── LISTING
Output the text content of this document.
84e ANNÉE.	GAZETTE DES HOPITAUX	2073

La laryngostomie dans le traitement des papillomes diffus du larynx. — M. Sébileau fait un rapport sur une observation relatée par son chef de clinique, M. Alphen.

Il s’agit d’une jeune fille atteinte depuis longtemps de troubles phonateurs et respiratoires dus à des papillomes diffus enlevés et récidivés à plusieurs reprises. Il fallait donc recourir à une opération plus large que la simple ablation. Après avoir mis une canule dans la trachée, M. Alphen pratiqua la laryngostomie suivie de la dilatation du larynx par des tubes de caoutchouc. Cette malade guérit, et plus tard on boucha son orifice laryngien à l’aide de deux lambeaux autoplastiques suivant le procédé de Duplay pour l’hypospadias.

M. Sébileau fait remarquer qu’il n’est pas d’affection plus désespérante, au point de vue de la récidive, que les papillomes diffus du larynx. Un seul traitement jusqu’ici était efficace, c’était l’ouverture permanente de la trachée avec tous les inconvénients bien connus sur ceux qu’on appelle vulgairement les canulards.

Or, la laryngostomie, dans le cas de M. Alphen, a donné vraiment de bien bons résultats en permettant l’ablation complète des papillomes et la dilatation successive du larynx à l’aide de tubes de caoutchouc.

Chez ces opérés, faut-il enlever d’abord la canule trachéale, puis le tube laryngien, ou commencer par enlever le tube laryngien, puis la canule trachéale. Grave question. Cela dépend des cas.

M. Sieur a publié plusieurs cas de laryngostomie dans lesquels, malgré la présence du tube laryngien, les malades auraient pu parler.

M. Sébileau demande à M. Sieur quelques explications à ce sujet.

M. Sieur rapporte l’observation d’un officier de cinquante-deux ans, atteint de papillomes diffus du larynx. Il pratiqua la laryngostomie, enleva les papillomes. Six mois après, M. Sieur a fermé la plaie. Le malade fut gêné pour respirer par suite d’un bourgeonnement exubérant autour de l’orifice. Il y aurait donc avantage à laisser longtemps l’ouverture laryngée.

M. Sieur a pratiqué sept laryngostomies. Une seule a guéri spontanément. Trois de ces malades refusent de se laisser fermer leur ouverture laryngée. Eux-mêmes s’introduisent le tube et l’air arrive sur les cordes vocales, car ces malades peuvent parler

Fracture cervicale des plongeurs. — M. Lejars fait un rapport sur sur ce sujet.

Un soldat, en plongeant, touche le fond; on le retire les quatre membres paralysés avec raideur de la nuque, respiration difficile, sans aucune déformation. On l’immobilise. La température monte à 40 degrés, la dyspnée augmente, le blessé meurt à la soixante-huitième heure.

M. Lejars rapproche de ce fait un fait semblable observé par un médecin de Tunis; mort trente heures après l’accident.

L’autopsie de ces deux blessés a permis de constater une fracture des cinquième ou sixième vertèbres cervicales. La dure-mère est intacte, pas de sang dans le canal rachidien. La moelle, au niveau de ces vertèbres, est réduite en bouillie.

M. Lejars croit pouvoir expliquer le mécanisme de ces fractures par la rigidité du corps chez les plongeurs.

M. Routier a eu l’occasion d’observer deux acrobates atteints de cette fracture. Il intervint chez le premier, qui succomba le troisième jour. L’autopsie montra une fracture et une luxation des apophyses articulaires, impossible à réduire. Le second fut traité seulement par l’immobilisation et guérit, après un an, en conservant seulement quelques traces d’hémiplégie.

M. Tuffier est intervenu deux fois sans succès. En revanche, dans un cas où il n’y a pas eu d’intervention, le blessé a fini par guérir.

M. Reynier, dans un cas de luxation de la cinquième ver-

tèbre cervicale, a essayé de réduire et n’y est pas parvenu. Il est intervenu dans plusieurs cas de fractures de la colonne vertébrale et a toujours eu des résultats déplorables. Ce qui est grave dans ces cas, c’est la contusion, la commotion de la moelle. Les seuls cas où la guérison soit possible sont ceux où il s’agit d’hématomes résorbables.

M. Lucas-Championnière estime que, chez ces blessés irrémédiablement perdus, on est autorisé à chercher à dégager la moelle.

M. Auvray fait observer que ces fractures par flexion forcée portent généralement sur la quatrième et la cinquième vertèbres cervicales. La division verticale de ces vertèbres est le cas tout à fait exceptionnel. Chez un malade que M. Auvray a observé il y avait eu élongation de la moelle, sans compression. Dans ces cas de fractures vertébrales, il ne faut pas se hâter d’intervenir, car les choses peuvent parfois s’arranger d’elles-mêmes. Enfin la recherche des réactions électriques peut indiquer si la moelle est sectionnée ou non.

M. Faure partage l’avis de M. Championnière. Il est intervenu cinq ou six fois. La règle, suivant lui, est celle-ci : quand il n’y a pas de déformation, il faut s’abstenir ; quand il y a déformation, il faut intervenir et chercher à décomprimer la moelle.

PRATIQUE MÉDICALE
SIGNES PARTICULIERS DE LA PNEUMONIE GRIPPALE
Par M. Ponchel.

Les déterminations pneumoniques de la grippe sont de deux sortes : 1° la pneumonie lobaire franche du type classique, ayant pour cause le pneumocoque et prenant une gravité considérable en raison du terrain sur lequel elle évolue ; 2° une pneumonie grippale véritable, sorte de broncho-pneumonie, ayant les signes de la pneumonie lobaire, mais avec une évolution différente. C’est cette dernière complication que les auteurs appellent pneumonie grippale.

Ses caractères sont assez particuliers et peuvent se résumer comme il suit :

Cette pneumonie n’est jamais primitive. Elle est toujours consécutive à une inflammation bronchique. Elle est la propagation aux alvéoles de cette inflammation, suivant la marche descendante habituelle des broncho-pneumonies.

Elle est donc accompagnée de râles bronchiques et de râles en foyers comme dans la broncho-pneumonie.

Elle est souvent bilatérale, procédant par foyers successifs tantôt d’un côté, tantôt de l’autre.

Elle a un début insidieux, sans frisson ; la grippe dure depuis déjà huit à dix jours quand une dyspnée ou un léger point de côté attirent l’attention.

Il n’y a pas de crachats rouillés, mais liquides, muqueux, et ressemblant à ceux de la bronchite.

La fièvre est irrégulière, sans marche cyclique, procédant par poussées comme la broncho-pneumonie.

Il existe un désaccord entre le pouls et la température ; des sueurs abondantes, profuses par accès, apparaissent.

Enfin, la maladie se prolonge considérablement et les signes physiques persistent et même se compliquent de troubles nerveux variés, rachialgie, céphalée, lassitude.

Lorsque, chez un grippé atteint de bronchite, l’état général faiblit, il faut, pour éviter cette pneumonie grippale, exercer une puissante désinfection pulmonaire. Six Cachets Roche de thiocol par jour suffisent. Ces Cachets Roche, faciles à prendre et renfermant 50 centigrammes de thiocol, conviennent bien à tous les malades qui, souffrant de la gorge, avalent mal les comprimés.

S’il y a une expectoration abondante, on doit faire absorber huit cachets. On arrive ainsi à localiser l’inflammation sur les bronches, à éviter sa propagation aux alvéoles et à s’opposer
────
▶ EXERCISE AIM
Please quote every record above exactly as it appears.

▶ IN RESPONSE
Output the text content of this document.
84e ANNÉE.	GAZETTE DES HOPITAUX	2073

La laryngostomie dans le traitement des papillomes diffus du larynx. — M. Sébileau fait un rapport sur une observation relatée par son chef de clinique, M. Alphen.

Il s’agit d’une jeune fille atteinte depuis longtemps de troubles phonateurs et respiratoires dus à des papillomes diffus enlevés et récidivés à plusieurs reprises. Il fallait donc recourir à une opération plus large que la simple ablation. Après avoir mis une canule dans la trachée, M. Alphen pratiqua la laryngostomie suivie de la dilatation du larynx par des tubes de caoutchouc. Cette malade guérit, et plus tard on boucha son orifice laryngien à l’aide de deux lambeaux autoplastiques suivant le procédé de Duplay pour l’hypospadias.

M. Sébileau fait remarquer qu’il n’est pas d’affection plus désespérante, au point de vue de la récidive, que les papillomes diffus du larynx. Un seul traitement jusqu’ici était efficace, c’était l’ouverture permanente de la trachée avec tous les inconvénients bien connus sur ceux qu’on appelle vulgairement les canulards.

Or, la laryngostomie, dans le cas de M. Alphen, a donné vraiment de bien bons résultats en permettant l’ablation complète des papillomes et la dilatation successive du larynx à l’aide de tubes de caoutchouc.

Chez ces opérés, faut-il enlever d’abord la canule trachéale, puis le tube laryngien, ou commencer par enlever le tube laryngien, puis la canule trachéale. Grave question. Cela dépend des cas.

M. Sieur a publié plusieurs cas de laryngostomie dans lesquels, malgré la présence du tube laryngien, les malades auraient pu parler.

M. Sébileau demande à M. Sieur quelques explications à ce sujet.

M. Sieur rapporte l’observation d’un officier de cinquante-deux ans, atteint de papillomes diffus du larynx. Il pratiqua la laryngostomie, enleva les papillomes. Six mois après, M. Sieur a fermé la plaie. Le malade fut gêné pour respirer par suite d’un bourgeonnement exubérant autour de l’orifice. Il y aurait donc avantage à laisser longtemps l’ouverture laryngée.

M. Sieur a pratiqué sept laryngostomies. Une seule a guéri spontanément. Trois de ces malades refusent de se laisser fermer leur ouverture laryngée. Eux-mêmes s’introduisent le tube et l’air arrive sur les cordes vocales, car ces malades peuvent parler

Fracture cervicale des plongeurs. — M. Lejars fait un rapport sur sur ce sujet.

Un soldat, en plongeant, touche le fond; on le retire les quatre membres paralysés avec raideur de la nuque, respiration difficile, sans aucune déformation. On l’immobilise. La température monte à 40 degrés, la dyspnée augmente, le blessé meurt à la soixante-huitième heure.

M. Lejars rapproche de ce fait un fait semblable observé par un médecin de Tunis; mort trente heures après l’accident.

L’autopsie de ces deux blessés a permis de constater une fracture des cinquième ou sixième vertèbres cervicales. La dure-mère est intacte, pas de sang dans le canal rachidien. La moelle, au niveau de ces vertèbres, est réduite en bouillie.

M. Lejars croit pouvoir expliquer le mécanisme de ces fractures par la rigidité du corps chez les plongeurs.

M. Routier a eu l’occasion d’observer deux acrobates atteints de cette fracture. Il intervint chez le premier, qui succomba le troisième jour. L’autopsie montra une fracture et une luxation des apophyses articulaires, impossible à réduire. Le second fut traité seulement par l’immobilisation et guérit, après un an, en conservant seulement quelques traces d’hémiplégie.

M. Tuffier est intervenu deux fois sans succès. En revanche, dans un cas où il n’y a pas eu d’intervention, le blessé a fini par guérir.

M. Reynier, dans un cas de luxation de la cinquième ver-

tèbre cervicale, a essayé de réduire et n’y est pas parvenu. Il est intervenu dans plusieurs cas de fractures de la colonne vertébrale et a toujours eu des résultats déplorables. Ce qui est grave dans ces cas, c’est la contusion, la commotion de la moelle. Les seuls cas où la guérison soit possible sont ceux où il s’agit d’hématomes résorbables.

M. Lucas-Championnière estime que, chez ces blessés irrémédiablement perdus, on est autorisé à chercher à dégager la moelle.

M. Auvray fait observer que ces fractures par flexion forcée portent généralement sur la quatrième et la cinquième vertèbres cervicales. La division verticale de ces vertèbres est le cas tout à fait exceptionnel. Chez un malade que M. Auvray a observé il y avait eu élongation de la moelle, sans compression. Dans ces cas de fractures vertébrales, il ne faut pas se hâter d’intervenir, car les choses peuvent parfois s’arranger d’elles-mêmes. Enfin la recherche des réactions électriques peut indiquer si la moelle est sectionnée ou non.

M. Faure partage l’avis de M. Championnière. Il est intervenu cinq ou six fois. La règle, suivant lui, est celle-ci : quand il n’y a pas de déformation, il faut s’abstenir ; quand il y a déformation, il faut intervenir et chercher à décomprimer la moelle.

PRATIQUE MÉDICALE
SIGNES PARTICULIERS DE LA PNEUMONIE GRIPPALE
Par M. Ponchel.

Les déterminations pneumoniques de la grippe sont de deux sortes : 1° la pneumonie lobaire franche du type classique, ayant pour cause le pneumocoque et prenant une gravité considérable en raison du terrain sur lequel elle évolue ; 2° une pneumonie grippale véritable, sorte de broncho-pneumonie, ayant les signes de la pneumonie lobaire, mais avec une évolution différente. C’est cette dernière complication que les auteurs appellent pneumonie grippale.

Ses caractères sont assez particuliers et peuvent se résumer comme il suit :

Cette pneumonie n’est jamais primitive. Elle est toujours consécutive à une inflammation bronchique. Elle est la propagation aux alvéoles de cette inflammation, suivant la marche descendante habituelle des broncho-pneumonies.

Elle est donc accompagnée de râles bronchiques et de râles en foyers comme dans la broncho-pneumonie.

Elle est souvent bilatérale, procédant par foyers successifs tantôt d’un côté, tantôt de l’autre.

Elle a un début insidieux, sans frisson ; la grippe dure depuis déjà huit à dix jours quand une dyspnée ou un léger point de côté attirent l’attention.

Il n’y a pas de crachats rouillés, mais liquides, muqueux, et ressemblant à ceux de la bronchite.

La fièvre est irrégulière, sans marche cyclique, procédant par poussées comme la broncho-pneumonie.

Il existe un désaccord entre le pouls et la température ; des sueurs abondantes, profuses par accès, apparaissent.

Enfin, la maladie se prolonge considérablement et les signes physiques persistent et même se compliquent de troubles nerveux variés, rachialgie, céphalée, lassitude.

Lorsque, chez un grippé atteint de bronchite, l’état général faiblit, il faut, pour éviter cette pneumonie grippale, exercer une puissante désinfection pulmonaire. Six Cachets Roche de thiocol par jour suffisent. Ces Cachets Roche, faciles à prendre et renfermant 50 centigrammes de thiocol, conviennent bien à tous les malades qui, souffrant de la gorge, avalent mal les comprimés.

S’il y a une expectoration abondante, on doit faire absorber huit cachets. On arrive ainsi à localiser l’inflammation sur les bronches, à éviter sa propagation aux alvéoles et à s’opposer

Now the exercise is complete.